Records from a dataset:
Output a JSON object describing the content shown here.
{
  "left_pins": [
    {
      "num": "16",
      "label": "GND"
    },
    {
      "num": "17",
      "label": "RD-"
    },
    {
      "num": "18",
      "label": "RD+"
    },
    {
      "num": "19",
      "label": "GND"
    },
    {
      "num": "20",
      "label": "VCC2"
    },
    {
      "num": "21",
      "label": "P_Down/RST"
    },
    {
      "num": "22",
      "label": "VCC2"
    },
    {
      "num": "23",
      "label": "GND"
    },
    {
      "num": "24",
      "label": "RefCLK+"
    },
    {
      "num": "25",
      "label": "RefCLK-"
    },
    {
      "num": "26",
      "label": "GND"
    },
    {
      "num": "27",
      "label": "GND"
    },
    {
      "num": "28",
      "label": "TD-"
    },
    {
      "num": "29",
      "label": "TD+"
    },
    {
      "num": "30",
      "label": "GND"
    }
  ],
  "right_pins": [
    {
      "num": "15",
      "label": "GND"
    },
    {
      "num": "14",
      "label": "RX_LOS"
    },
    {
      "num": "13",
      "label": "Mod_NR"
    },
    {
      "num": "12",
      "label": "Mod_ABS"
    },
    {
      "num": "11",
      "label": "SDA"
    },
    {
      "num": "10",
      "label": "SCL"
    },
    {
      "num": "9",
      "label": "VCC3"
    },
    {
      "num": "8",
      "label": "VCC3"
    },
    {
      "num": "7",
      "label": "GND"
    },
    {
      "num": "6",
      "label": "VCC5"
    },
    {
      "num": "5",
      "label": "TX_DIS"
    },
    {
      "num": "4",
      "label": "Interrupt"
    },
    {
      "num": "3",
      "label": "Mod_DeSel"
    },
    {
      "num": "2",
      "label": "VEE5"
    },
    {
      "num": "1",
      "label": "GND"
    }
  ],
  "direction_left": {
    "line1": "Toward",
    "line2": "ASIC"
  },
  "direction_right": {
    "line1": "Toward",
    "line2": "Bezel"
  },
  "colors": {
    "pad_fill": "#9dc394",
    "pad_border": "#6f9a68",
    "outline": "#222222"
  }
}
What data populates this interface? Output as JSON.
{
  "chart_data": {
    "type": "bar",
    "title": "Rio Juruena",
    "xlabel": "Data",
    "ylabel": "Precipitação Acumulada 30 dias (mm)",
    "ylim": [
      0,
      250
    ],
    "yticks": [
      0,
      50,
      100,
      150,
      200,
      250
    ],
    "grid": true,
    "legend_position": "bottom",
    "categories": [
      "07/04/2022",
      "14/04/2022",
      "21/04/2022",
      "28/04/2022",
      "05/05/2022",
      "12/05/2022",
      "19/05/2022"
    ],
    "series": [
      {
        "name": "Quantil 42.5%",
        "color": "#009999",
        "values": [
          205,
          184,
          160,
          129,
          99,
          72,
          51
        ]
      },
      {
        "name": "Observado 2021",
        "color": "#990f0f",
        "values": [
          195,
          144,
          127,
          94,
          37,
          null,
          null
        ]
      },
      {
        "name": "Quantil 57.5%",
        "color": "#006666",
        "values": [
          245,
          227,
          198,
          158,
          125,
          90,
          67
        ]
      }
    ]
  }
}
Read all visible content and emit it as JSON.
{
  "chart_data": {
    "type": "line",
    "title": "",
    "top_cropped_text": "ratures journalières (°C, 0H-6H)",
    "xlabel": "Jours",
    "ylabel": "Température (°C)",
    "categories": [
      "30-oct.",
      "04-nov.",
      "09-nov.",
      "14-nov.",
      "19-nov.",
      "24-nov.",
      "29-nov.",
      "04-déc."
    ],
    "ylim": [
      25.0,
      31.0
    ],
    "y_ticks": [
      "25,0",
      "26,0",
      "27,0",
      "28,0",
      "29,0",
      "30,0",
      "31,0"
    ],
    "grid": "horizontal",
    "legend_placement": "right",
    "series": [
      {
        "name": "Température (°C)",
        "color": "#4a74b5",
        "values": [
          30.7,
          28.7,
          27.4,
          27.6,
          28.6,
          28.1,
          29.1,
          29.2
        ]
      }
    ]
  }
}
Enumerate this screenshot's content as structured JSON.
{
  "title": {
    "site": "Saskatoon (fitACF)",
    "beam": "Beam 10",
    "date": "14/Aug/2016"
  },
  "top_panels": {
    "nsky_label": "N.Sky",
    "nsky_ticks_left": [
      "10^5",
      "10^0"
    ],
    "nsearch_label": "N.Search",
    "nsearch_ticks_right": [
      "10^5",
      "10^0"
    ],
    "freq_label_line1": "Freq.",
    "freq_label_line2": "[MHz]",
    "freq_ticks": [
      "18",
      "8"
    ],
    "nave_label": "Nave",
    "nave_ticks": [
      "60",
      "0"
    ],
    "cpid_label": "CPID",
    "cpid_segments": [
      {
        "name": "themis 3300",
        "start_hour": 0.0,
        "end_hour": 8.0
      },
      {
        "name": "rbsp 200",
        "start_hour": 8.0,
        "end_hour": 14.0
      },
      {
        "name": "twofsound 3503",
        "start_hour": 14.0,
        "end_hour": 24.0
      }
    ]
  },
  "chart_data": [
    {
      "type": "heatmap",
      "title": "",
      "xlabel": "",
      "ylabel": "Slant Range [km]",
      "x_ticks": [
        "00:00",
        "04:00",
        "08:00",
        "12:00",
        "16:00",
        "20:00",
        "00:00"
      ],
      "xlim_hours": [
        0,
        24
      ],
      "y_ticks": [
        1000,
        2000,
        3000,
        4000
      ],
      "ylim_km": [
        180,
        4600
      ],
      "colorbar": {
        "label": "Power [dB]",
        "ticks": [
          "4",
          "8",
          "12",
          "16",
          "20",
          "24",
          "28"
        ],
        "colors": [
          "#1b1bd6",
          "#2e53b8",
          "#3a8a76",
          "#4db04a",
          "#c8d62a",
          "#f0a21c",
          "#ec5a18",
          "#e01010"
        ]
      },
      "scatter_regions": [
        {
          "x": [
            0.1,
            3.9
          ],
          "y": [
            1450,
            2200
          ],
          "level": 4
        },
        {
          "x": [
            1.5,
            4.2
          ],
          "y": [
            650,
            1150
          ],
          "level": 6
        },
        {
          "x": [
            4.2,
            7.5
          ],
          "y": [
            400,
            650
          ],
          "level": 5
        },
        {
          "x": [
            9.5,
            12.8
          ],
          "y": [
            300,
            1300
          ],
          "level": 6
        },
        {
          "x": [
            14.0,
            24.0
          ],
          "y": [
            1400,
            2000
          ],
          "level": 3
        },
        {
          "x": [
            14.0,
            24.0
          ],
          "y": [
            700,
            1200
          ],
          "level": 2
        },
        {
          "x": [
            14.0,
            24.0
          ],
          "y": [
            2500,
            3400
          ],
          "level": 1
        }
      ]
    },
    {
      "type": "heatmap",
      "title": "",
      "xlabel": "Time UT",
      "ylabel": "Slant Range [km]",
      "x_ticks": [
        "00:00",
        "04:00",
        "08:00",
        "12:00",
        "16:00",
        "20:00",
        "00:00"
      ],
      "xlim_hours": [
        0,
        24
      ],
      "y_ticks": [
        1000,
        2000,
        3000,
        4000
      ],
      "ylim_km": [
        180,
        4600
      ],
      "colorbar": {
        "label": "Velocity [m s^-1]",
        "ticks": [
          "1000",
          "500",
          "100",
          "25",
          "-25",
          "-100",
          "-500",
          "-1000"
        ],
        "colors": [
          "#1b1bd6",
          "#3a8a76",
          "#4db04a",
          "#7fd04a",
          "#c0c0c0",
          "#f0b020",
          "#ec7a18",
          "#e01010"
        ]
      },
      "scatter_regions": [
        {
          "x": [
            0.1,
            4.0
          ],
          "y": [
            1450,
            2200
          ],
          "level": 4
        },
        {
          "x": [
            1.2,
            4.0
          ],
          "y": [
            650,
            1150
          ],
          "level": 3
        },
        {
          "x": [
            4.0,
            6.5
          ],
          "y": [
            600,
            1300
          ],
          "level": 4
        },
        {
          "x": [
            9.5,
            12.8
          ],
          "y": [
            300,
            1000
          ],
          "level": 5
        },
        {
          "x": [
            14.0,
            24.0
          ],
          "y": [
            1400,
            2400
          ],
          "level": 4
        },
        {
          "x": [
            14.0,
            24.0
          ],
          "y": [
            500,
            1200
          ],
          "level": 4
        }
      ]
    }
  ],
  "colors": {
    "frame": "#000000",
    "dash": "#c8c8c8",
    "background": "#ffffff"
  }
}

### [EXERCISE DETAILS]
Report only the number of lines in the listing that contain the word "Output".

### [SOLVED PROBLEM]
2